▶ _Data excerpts_:
——————————

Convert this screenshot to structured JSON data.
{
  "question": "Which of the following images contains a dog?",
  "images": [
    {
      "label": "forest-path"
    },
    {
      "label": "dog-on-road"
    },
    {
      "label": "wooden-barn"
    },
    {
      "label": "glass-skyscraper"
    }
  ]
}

——————————

▶ _PROBLEM REQUIREMENTS_: Copy out the full listing exactly.

▶ _OUTPUT BELOW_:
Convert this screenshot to structured JSON data.
{
  "question": "Which of the following images contains a dog?",
  "images": [
    {
      "label": "forest-path"
    },
    {
      "label": "dog-on-road"
    },
    {
      "label": "wooden-barn"
    },
    {
      "label": "glass-skyscraper"
    }
  ]
}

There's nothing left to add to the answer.